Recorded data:
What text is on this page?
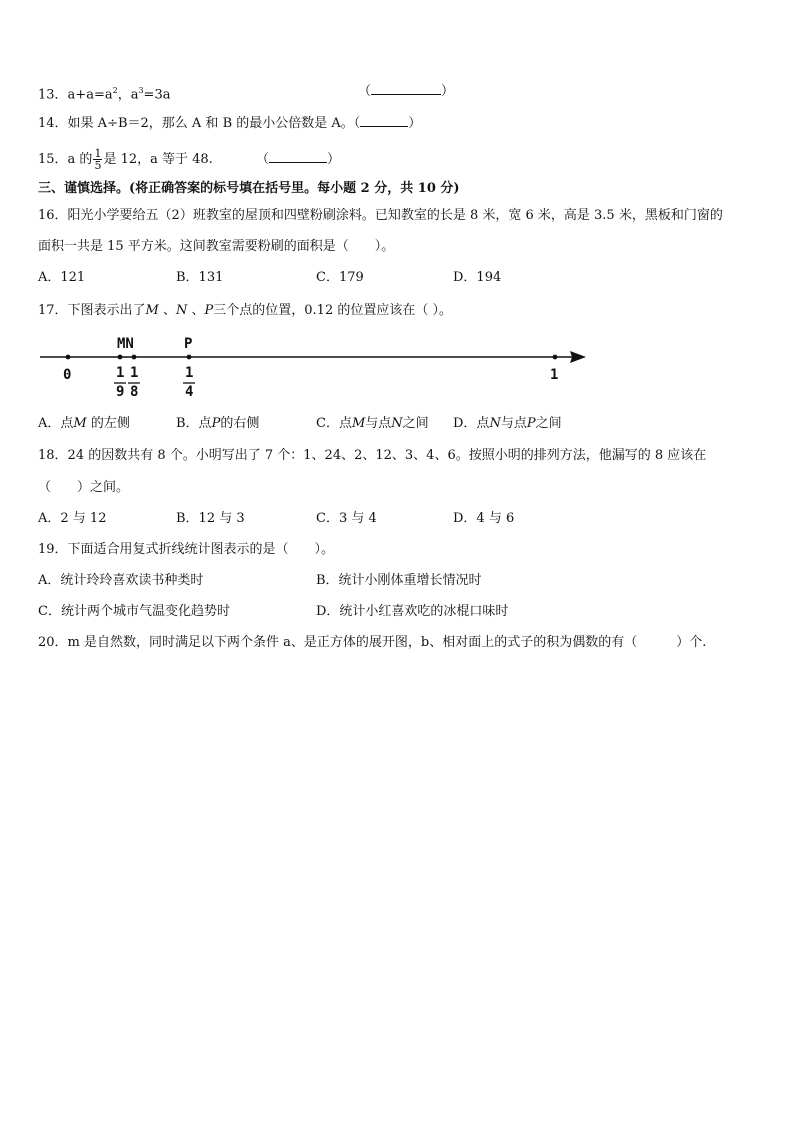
13．$a+a=a^2$，$a^3=3a$	（	）
14．如果 A÷B＝2，那么 A 和 B 的最小公倍数是 A。（	）
15．a 的 $\frac{1}{5}$ 是 12，a 等于 48.	（	）
三、谨慎选择。(将正确答案的标号填在括号里。每小题 2 分，共 10 分)
16．阳光小学要给五（2）班教室的屋顶和四壁粉刷涂料。已知教室的长是 8 米，宽 6 米，高是 3.5 米，黑板和门窗的
面积一共是 15 平方米。这间教室需要粉刷的面积是（　　）。
A．121	B．131	C．179	D．194
17．下图表示出了M 、N 、P三个点的位置，0.12 的位置应该在（ ）。
MN	P
0	1
1
9
1
8
1
4
A．点M 的左侧	B．点P的右侧	C．点M与点N之间 D．点N与点P之间
18．24 的因数共有 8 个。小明写出了 7 个：1、24、2、12、3、4、6。按照小明的排列方法，他漏写的 8 应该在
（　　）之间。
A．2 与 12	B．12 与 3	C．3 与 4	D．4 与 6
19．下面适合用复式折线统计图表示的是（　　）。
A．统计玲玲喜欢读书种类时	B．统计小刚体重增长情况时
C．统计两个城市气温变化趋势时	D．统计小红喜欢吃的冰棍口味时
20．m 是自然数，同时满足以下两个条件 a、是正方体的展开图，b、相对面上的式子的积为偶数的有（　　　）个.
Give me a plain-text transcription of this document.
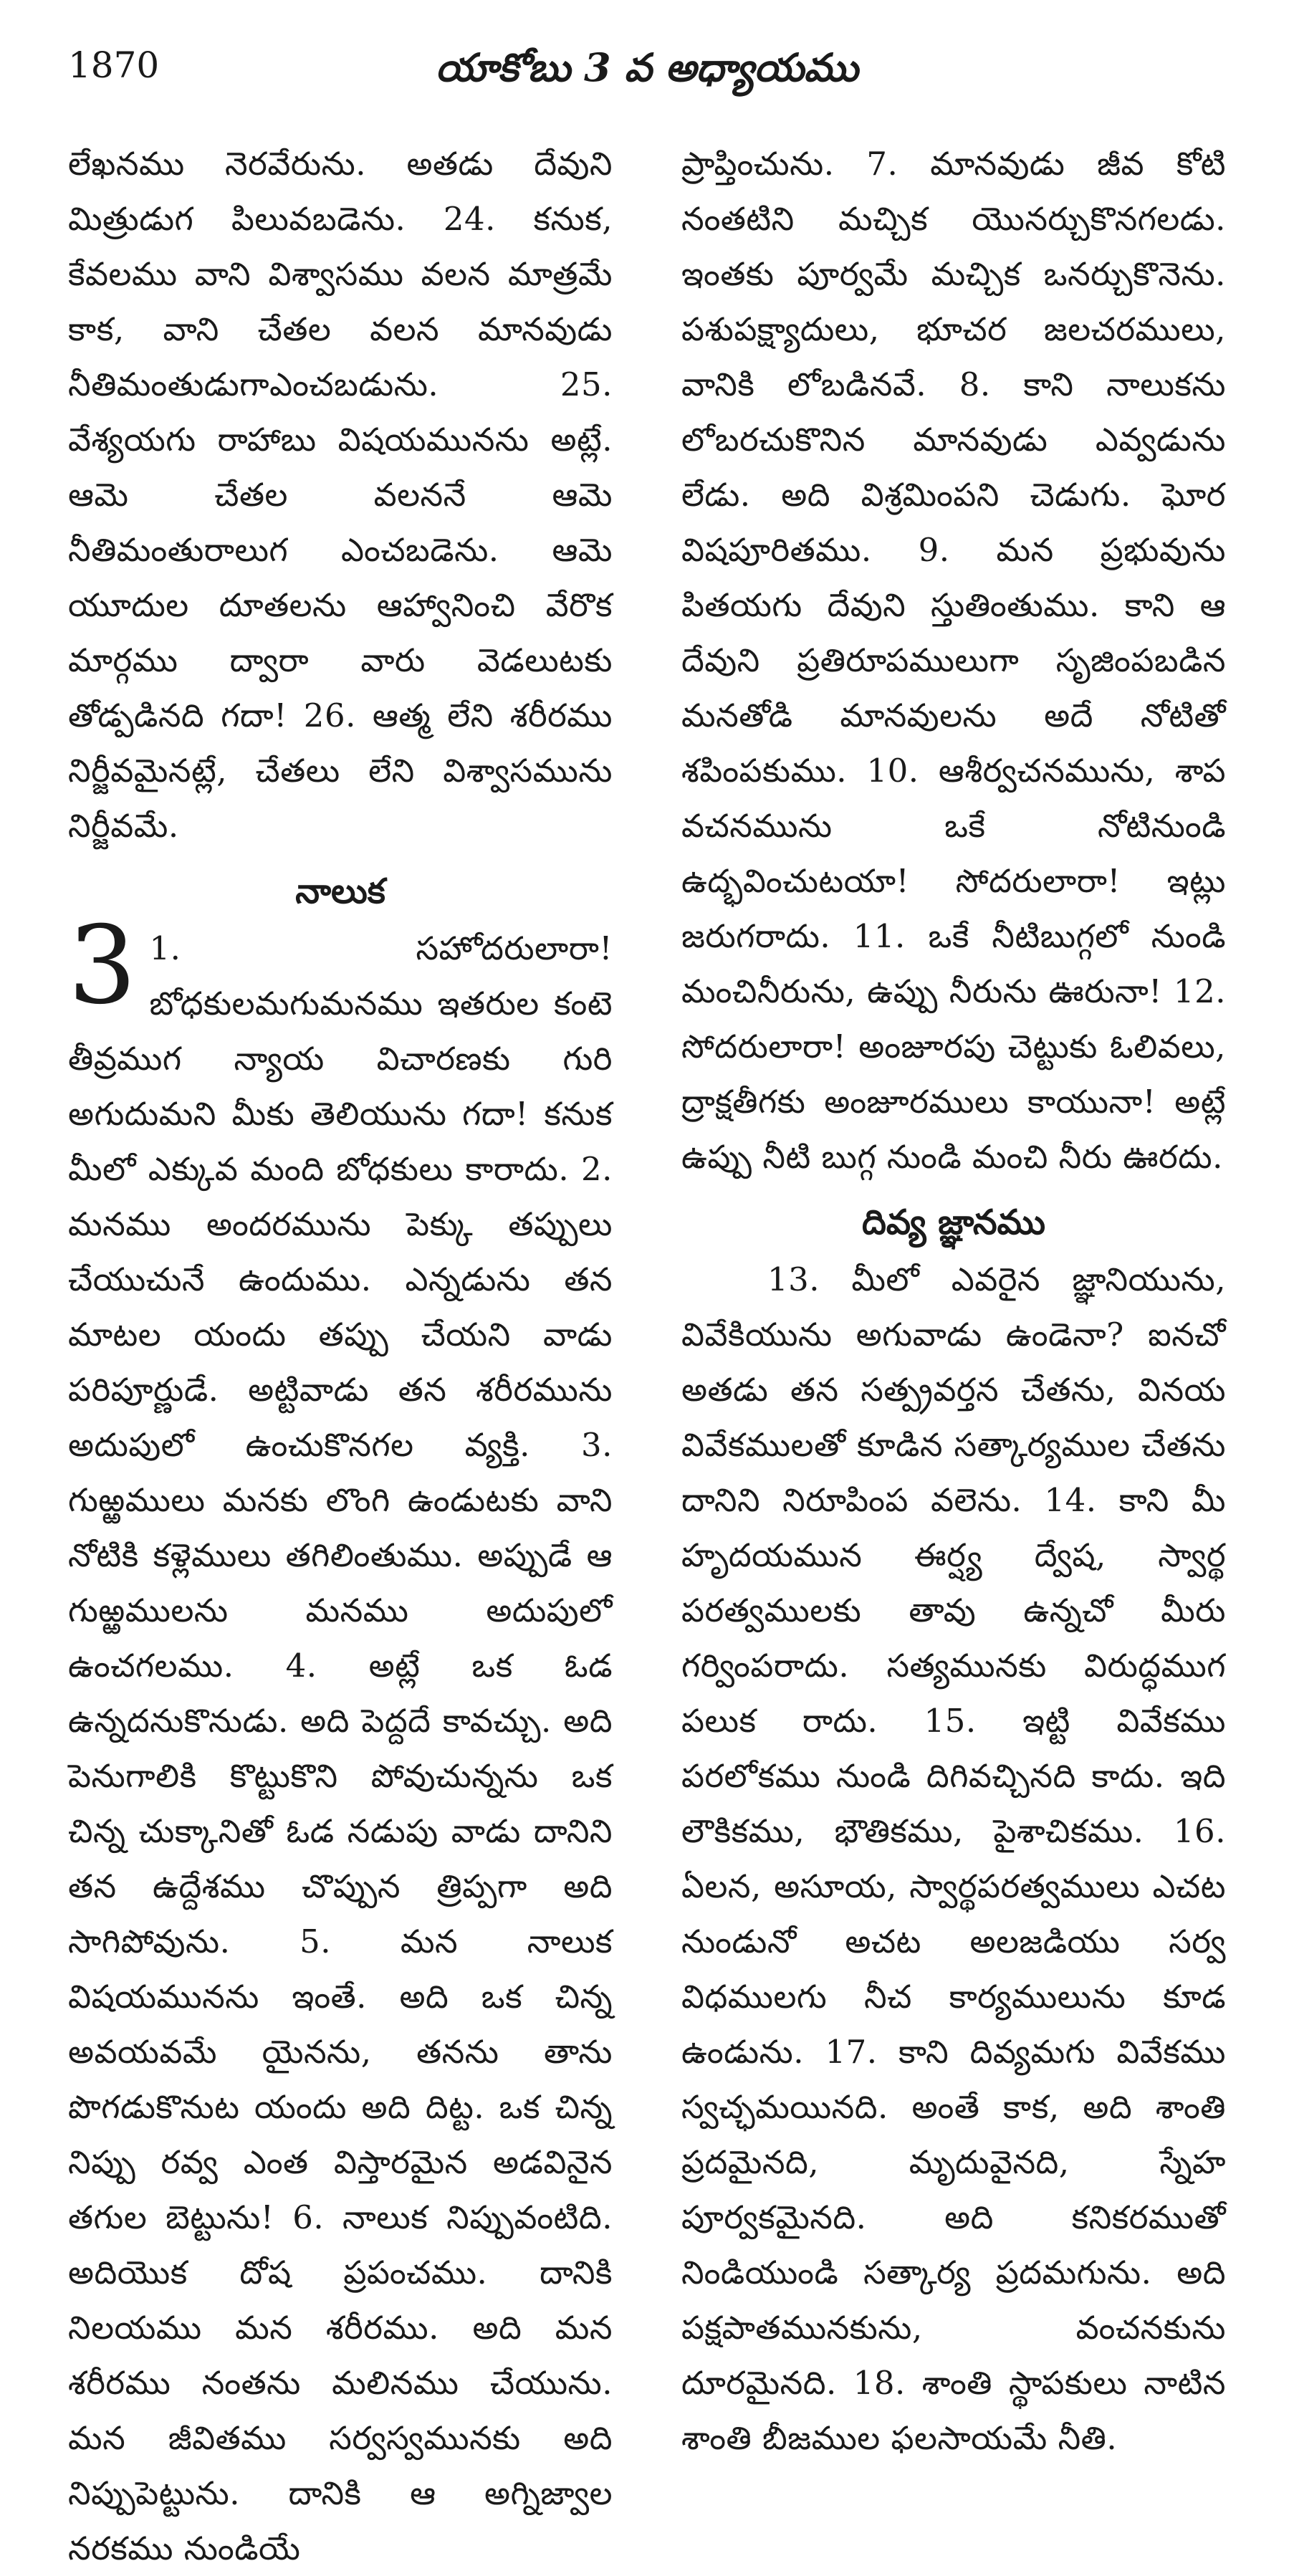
1870	యాకోబు 3 వ అధ్యాయము

లేఖనము నెరవేరును. అతడు దేవుని మిత్రుడుగ పిలువబడెను. 24. కనుక, కేవలము వాని విశ్వాసము వలన మాత్రమే కాక, వాని చేతల వలన మానవుడు నీతిమంతుడుగాఎంచబడును. 25. వేశ్యయగు రాహాబు విషయమునను అట్లే. ఆమె చేతల వలననే ఆమె నీతిమంతురాలుగ ఎంచబడెను. ఆమె యూదుల దూతలను ఆహ్వానించి వేరొక మార్గము ద్వారా వారు వెడలుటకు తోడ్పడినది గదా! 26. ఆత్మ లేని శరీరము నిర్జీవమైనట్లే, చేతలు లేని విశ్వాసమును నిర్జీవమే.

నాలుక
3 1. సహోదరులారా! బోధకులమగుమనము ఇతరుల కంటె తీవ్రముగ న్యాయ విచారణకు గురి అగుదుమని మీకు తెలియును గదా! కనుక మీలో ఎక్కువ మంది బోధకులు కారాదు. 2. మనము అందరమును పెక్కు తప్పులు చేయుచునే ఉందుము. ఎన్నడును తన మాటల యందు తప్పు చేయని వాడు పరిపూర్ణుడే. అట్టివాడు తన శరీరమును అదుపులో ఉంచుకొనగల వ్యక్తి. 3. గుఱ్ఱములు మనకు లొంగి ఉండుటకు వాని నోటికి కళ్లెములు తగిలింతుము. అప్పుడే ఆ గుఱ్ఱములను మనము అదుపులో ఉంచగలము. 4. అట్లే ఒక ఓడ ఉన్నదనుకొనుడు. అది పెద్దదే కావచ్చు. అది పెనుగాలికి కొట్టుకొని పోవుచున్నను ఒక చిన్న చుక్కానితో ఓడ నడుపు వాడు దానిని తన ఉద్దేశము చొప్పున త్రిప్పగా అది సాగిపోవును. 5. మన నాలుక విషయమునను ఇంతే. అది ఒక చిన్న అవయవమే యైనను, తనను తాను పొగడుకొనుట యందు అది దిట్ట. ఒక చిన్న నిప్పు రవ్వ ఎంత విస్తారమైన అడవినైన తగుల బెట్టును! 6. నాలుక నిప్పువంటిది. అదియొక దోష ప్రపంచము. దానికి నిలయము మన శరీరము. అది మన శరీరము నంతను మలినము చేయును. మన జీవితము సర్వస్వమునకు అది నిప్పుపెట్టును. దానికి ఆ అగ్నిజ్వాల నరకము నుండియే

ప్రాప్తించును. 7. మానవుడు జీవ కోటి నంతటిని మచ్చిక యొనర్చుకొనగలడు. ఇంతకు పూర్వమే మచ్చిక ఒనర్చుకొనెను. పశుపక్ష్యాదులు, భూచర జలచరములు, వానికి లోబడినవే. 8. కాని నాలుకను లోబరచుకొనిన మానవుడు ఎవ్వడును లేడు. అది విశ్రమింపని చెడుగు. ఘోర విషపూరితము. 9. మన ప్రభువును పితయగు దేవుని స్తుతింతుము. కాని ఆ దేవుని ప్రతిరూపములుగా సృజింపబడిన మనతోడి మానవులను అదే నోటితో శపింపకుము. 10. ఆశీర్వచనమును, శాప వచనమును ఒకే నోటినుండి ఉద్భవించుటయా! సోదరులారా! ఇట్లు జరుగరాదు. 11. ఒకే నీటిబుగ్గలో నుండి మంచినీరును, ఉప్పు నీరును ఊరునా! 12. సోదరులారా! అంజూరపు చెట్టుకు ఓలివలు, ద్రాక్షతీగకు అంజూరములు కాయునా! అట్లే ఉప్పు నీటి బుగ్గ నుండి మంచి నీరు ఊరదు.

దివ్య జ్ఞానము

13. మీలో ఎవరైన జ్ఞానియును, వివేకియును అగువాడు ఉండెనా? ఐనచో అతడు తన సత్ప్రవర్తన చేతను, వినయ వివేకములతో కూడిన సత్కార్యముల చేతను దానిని నిరూపింప వలెను. 14. కాని మీ హృదయమున ఈర్ష్య ద్వేష, స్వార్థ పరత్వములకు తావు ఉన్నచో మీరు గర్వింపరాదు. సత్యమునకు విరుద్ధముగ పలుక రాదు. 15. ఇట్టి వివేకము పరలోకము నుండి దిగివచ్చినది కాదు. ఇది లౌకికము, భౌతికము, పైశాచికము. 16. ఏలన, అసూయ, స్వార్థపరత్వములు ఎచట నుండునో అచట అలజడియు సర్వ విధములగు నీచ కార్యములును కూడ ఉండును. 17. కాని దివ్యమగు వివేకము స్వచ్ఛమయినది. అంతే కాక, అది శాంతి ప్రదమైనది, మృదువైనది, స్నేహ పూర్వకమైనది. అది కనికరముతో నిండియుండి సత్కార్య ప్రదమగును. అది పక్షపాతమునకును, వంచనకును దూరమైనది. 18. శాంతి స్థాపకులు నాటిన శాంతి బీజముల ఫలసాయమే నీతి.
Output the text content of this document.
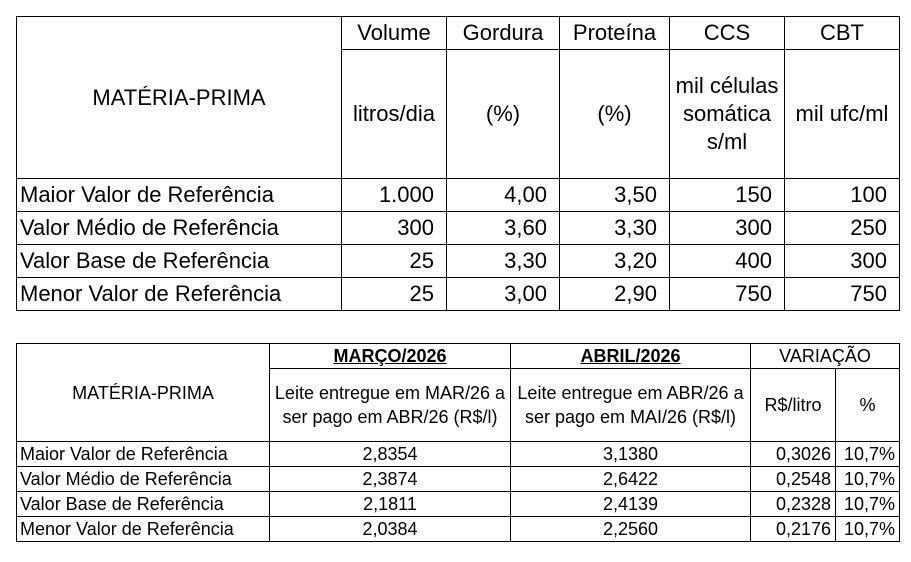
MATÉRIA-PRIMA	Volume	Gordura	Proteína	CCS	CBT
	litros/dia	(%)	(%)	mil células somática s/ml	mil ufc/ml
Maior Valor de Referência	1.000	4,00	3,50	150	100
Valor Médio de Referência	300	3,60	3,30	300	250
Valor Base de Referência	25	3,30	3,20	400	300
Menor Valor de Referência	25	3,00	2,90	750	750
MATÉRIA-PRIMA	MARÇO/2026	ABRIL/2026	VARIAÇÃO	
	Leite entregue em MAR/26 a ser pago em ABR/26 (R$/l)	Leite entregue em ABR/26 a ser pago em MAI/26 (R$/l)	R$/litro	%
Maior Valor de Referência	2,8354	3,1380	0,3026	10,7%
Valor Médio de Referência	2,3874	2,6422	0,2548	10,7%
Valor Base de Referência	2,1811	2,4139	0,2328	10,7%
Menor Valor de Referência	2,0384	2,2560	0,2176	10,7%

Written exercise -> Pictures appear in the records above. Output everything except them, exactly.

Full output ->
What text is on this page?
13．$a+a=a^2$，$a^3=3a$	（	）
14．如果 A÷B＝2，那么 A 和 B 的最小公倍数是 A。（	）
15．a 的 $\frac{1}{5}$ 是 12，a 等于 48.	（	）
三、谨慎选择。(将正确答案的标号填在括号里。每小题 2 分，共 10 分)
16．阳光小学要给五（2）班教室的屋顶和四壁粉刷涂料。已知教室的长是 8 米，宽 6 米，高是 3.5 米，黑板和门窗的
面积一共是 15 平方米。这间教室需要粉刷的面积是（　　）。
A．121	B．131	C．179	D．194
17．下图表示出了M 、N 、P三个点的位置，0.12 的位置应该在（ ）。
MN	P
0	1
1
9
1
8
1
4
A．点M 的左侧	B．点P的右侧	C．点M与点N之间 D．点N与点P之间
18．24 的因数共有 8 个。小明写出了 7 个：1、24、2、12、3、4、6。按照小明的排列方法，他漏写的 8 应该在
（　　）之间。
A．2 与 12	B．12 与 3	C．3 与 4	D．4 与 6
19．下面适合用复式折线统计图表示的是（　　）。
A．统计玲玲喜欢读书种类时	B．统计小刚体重增长情况时
C．统计两个城市气温变化趋势时	D．统计小红喜欢吃的冰棍口味时
20．m 是自然数，同时满足以下两个条件 a、是正方体的展开图，b、相对面上的式子的积为偶数的有（　　　）个.
Give me a plain-text transcription of this document.
1870	యాకోబు 3 వ అధ్యాయము

లేఖనము నెరవేరును. అతడు దేవుని మిత్రుడుగ పిలువబడెను. 24. కనుక, కేవలము వాని విశ్వాసము వలన మాత్రమే కాక, వాని చేతల వలన మానవుడు నీతిమంతుడుగాఎంచబడును. 25. వేశ్యయగు రాహాబు విషయమునను అట్లే. ఆమె చేతల వలననే ఆమె నీతిమంతురాలుగ ఎంచబడెను. ఆమె యూదుల దూతలను ఆహ్వానించి వేరొక మార్గము ద్వారా వారు వెడలుటకు తోడ్పడినది గదా! 26. ఆత్మ లేని శరీరము నిర్జీవమైనట్లే, చేతలు లేని విశ్వాసమును నిర్జీవమే.

నాలుక
3 1. సహోదరులారా! బోధకులమగుమనము ఇతరుల కంటె తీవ్రముగ న్యాయ విచారణకు గురి అగుదుమని మీకు తెలియును గదా! కనుక మీలో ఎక్కువ మంది బోధకులు కారాదు. 2. మనము అందరమును పెక్కు తప్పులు చేయుచునే ఉందుము. ఎన్నడును తన మాటల యందు తప్పు చేయని వాడు పరిపూర్ణుడే. అట్టివాడు తన శరీరమును అదుపులో ఉంచుకొనగల వ్యక్తి. 3. గుఱ్ఱములు మనకు లొంగి ఉండుటకు వాని నోటికి కళ్లెములు తగిలింతుము. అప్పుడే ఆ గుఱ్ఱములను మనము అదుపులో ఉంచగలము. 4. అట్లే ఒక ఓడ ఉన్నదనుకొనుడు. అది పెద్దదే కావచ్చు. అది పెనుగాలికి కొట్టుకొని పోవుచున్నను ఒక చిన్న చుక్కానితో ఓడ నడుపు వాడు దానిని తన ఉద్దేశము చొప్పున త్రిప్పగా అది సాగిపోవును. 5. మన నాలుక విషయమునను ఇంతే. అది ఒక చిన్న అవయవమే యైనను, తనను తాను పొగడుకొనుట యందు అది దిట్ట. ఒక చిన్న నిప్పు రవ్వ ఎంత విస్తారమైన అడవినైన తగుల బెట్టును! 6. నాలుక నిప్పువంటిది. అదియొక దోష ప్రపంచము. దానికి నిలయము మన శరీరము. అది మన శరీరము నంతను మలినము చేయును. మన జీవితము సర్వస్వమునకు అది నిప్పుపెట్టును. దానికి ఆ అగ్నిజ్వాల నరకము నుండియే

ప్రాప్తించును. 7. మానవుడు జీవ కోటి నంతటిని మచ్చిక యొనర్చుకొనగలడు. ఇంతకు పూర్వమే మచ్చిక ఒనర్చుకొనెను. పశుపక్ష్యాదులు, భూచర జలచరములు, వానికి లోబడినవే. 8. కాని నాలుకను లోబరచుకొనిన మానవుడు ఎవ్వడును లేడు. అది విశ్రమింపని చెడుగు. ఘోర విషపూరితము. 9. మన ప్రభువును పితయగు దేవుని స్తుతింతుము. కాని ఆ దేవుని ప్రతిరూపములుగా సృజింపబడిన మనతోడి మానవులను అదే నోటితో శపింపకుము. 10. ఆశీర్వచనమును, శాప వచనమును ఒకే నోటినుండి ఉద్భవించుటయా! సోదరులారా! ఇట్లు జరుగరాదు. 11. ఒకే నీటిబుగ్గలో నుండి మంచినీరును, ఉప్పు నీరును ఊరునా! 12. సోదరులారా! అంజూరపు చెట్టుకు ఓలివలు, ద్రాక్షతీగకు అంజూరములు కాయునా! అట్లే ఉప్పు నీటి బుగ్గ నుండి మంచి నీరు ఊరదు.

దివ్య జ్ఞానము

13. మీలో ఎవరైన జ్ఞానియును, వివేకియును అగువాడు ఉండెనా? ఐనచో అతడు తన సత్ప్రవర్తన చేతను, వినయ వివేకములతో కూడిన సత్కార్యముల చేతను దానిని నిరూపింప వలెను. 14. కాని మీ హృదయమున ఈర్ష్య ద్వేష, స్వార్థ పరత్వములకు తావు ఉన్నచో మీరు గర్వింపరాదు. సత్యమునకు విరుద్ధముగ పలుక రాదు. 15. ఇట్టి వివేకము పరలోకము నుండి దిగివచ్చినది కాదు. ఇది లౌకికము, భౌతికము, పైశాచికము. 16. ఏలన, అసూయ, స్వార్థపరత్వములు ఎచట నుండునో అచట అలజడియు సర్వ విధములగు నీచ కార్యములును కూడ ఉండును. 17. కాని దివ్యమగు వివేకము స్వచ్ఛమయినది. అంతే కాక, అది శాంతి ప్రదమైనది, మృదువైనది, స్నేహ పూర్వకమైనది. అది కనికరముతో నిండియుండి సత్కార్య ప్రదమగును. అది పక్షపాతమునకును, వంచనకును దూరమైనది. 18. శాంతి స్థాపకులు నాటిన శాంతి బీజముల ఫలసాయమే నీతి.
Output the text content of this document.
MATÉRIA-PRIMA	Volume	Gordura	Proteína	CCS	CBT
	litros/dia	(%)	(%)	mil células somática s/ml	mil ufc/ml
Maior Valor de Referência	1.000	4,00	3,50	150	100
Valor Médio de Referência	300	3,60	3,30	300	250
Valor Base de Referência	25	3,30	3,20	400	300
Menor Valor de Referência	25	3,00	2,90	750	750
MATÉRIA-PRIMA	MARÇO/2026	ABRIL/2026	VARIAÇÃO	
	Leite entregue em MAR/26 a ser pago em ABR/26 (R$/l)	Leite entregue em ABR/26 a ser pago em MAI/26 (R$/l)	R$/litro	%
Maior Valor de Referência	2,8354	3,1380	0,3026	10,7%
Valor Médio de Referência	2,3874	2,6422	0,2548	10,7%
Valor Base de Referência	2,1811	2,4139	0,2328	10,7%
Menor Valor de Referência	2,0384	2,2560	0,2176	10,7%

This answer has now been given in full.